## MATERIAL PROVIDED

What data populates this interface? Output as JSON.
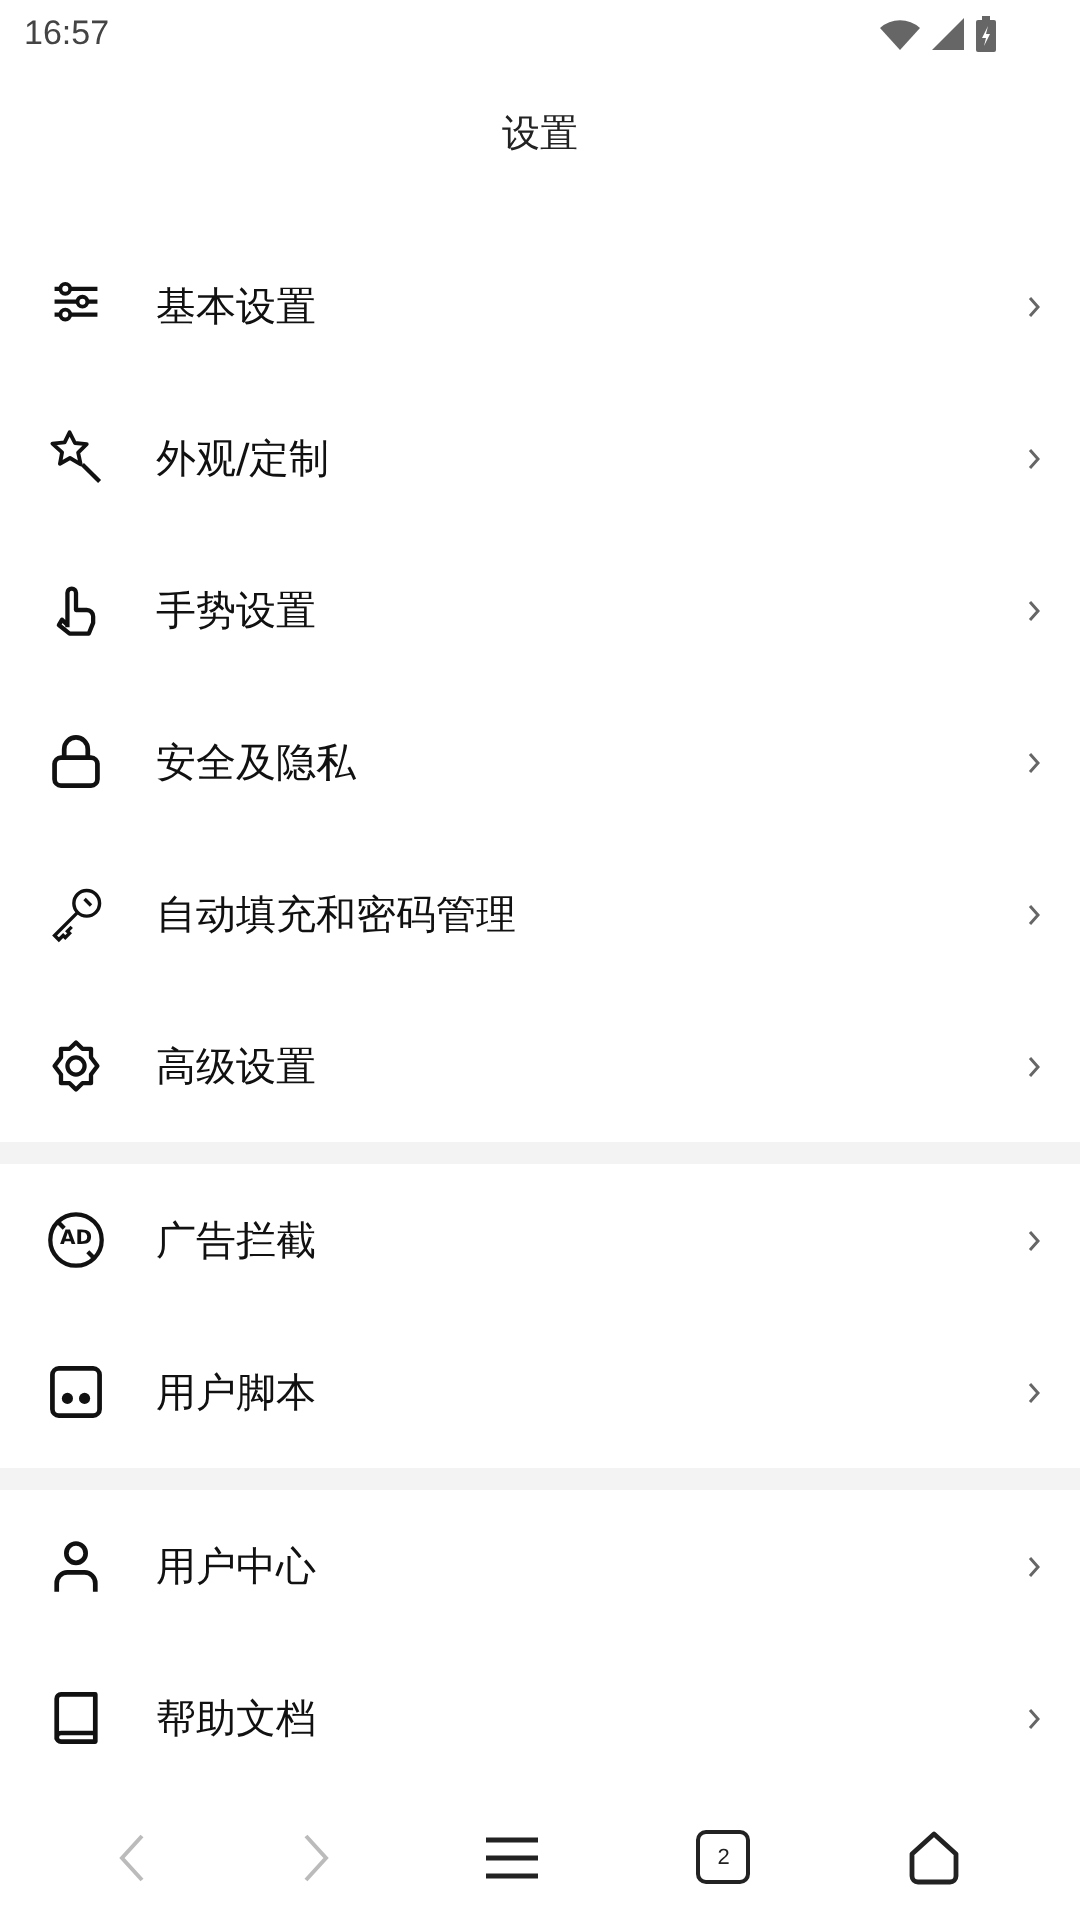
{
  "status_bar": {
    "time": "16:57"
  },
  "title": "设置",
  "groups": [
    {
      "items": [
        {
          "label": "基本设置"
        },
        {
          "label": "外观/定制"
        },
        {
          "label": "手势设置"
        },
        {
          "label": "安全及隐私"
        },
        {
          "label": "自动填充和密码管理"
        },
        {
          "label": "高级设置"
        }
      ]
    },
    {
      "items": [
        {
          "label": "广告拦截",
          "icon_text": "AD"
        },
        {
          "label": "用户脚本"
        }
      ]
    },
    {
      "items": [
        {
          "label": "用户中心"
        },
        {
          "label": "帮助文档"
        }
      ]
    }
  ],
  "bottom_nav": {
    "back_disabled": true,
    "forward_disabled": true,
    "tab_count": "2"
  }
}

## TASK
Restate each line of the records exactly; pictures do not belong in the copy.

## ANSWER TO THIS PROBLEM
What data populates this interface? Output as JSON.
{
  "status_bar": {
    "time": "16:57"
  },
  "title": "设置",
  "groups": [
    {
      "items": [
        {
          "label": "基本设置"
        },
        {
          "label": "外观/定制"
        },
        {
          "label": "手势设置"
        },
        {
          "label": "安全及隐私"
        },
        {
          "label": "自动填充和密码管理"
        },
        {
          "label": "高级设置"
        }
      ]
    },
    {
      "items": [
        {
          "label": "广告拦截",
          "icon_text": "AD"
        },
        {
          "label": "用户脚本"
        }
      ]
    },
    {
      "items": [
        {
          "label": "用户中心"
        },
        {
          "label": "帮助文档"
        }
      ]
    }
  ],
  "bottom_nav": {
    "back_disabled": true,
    "forward_disabled": true,
    "tab_count": "2"
  }
}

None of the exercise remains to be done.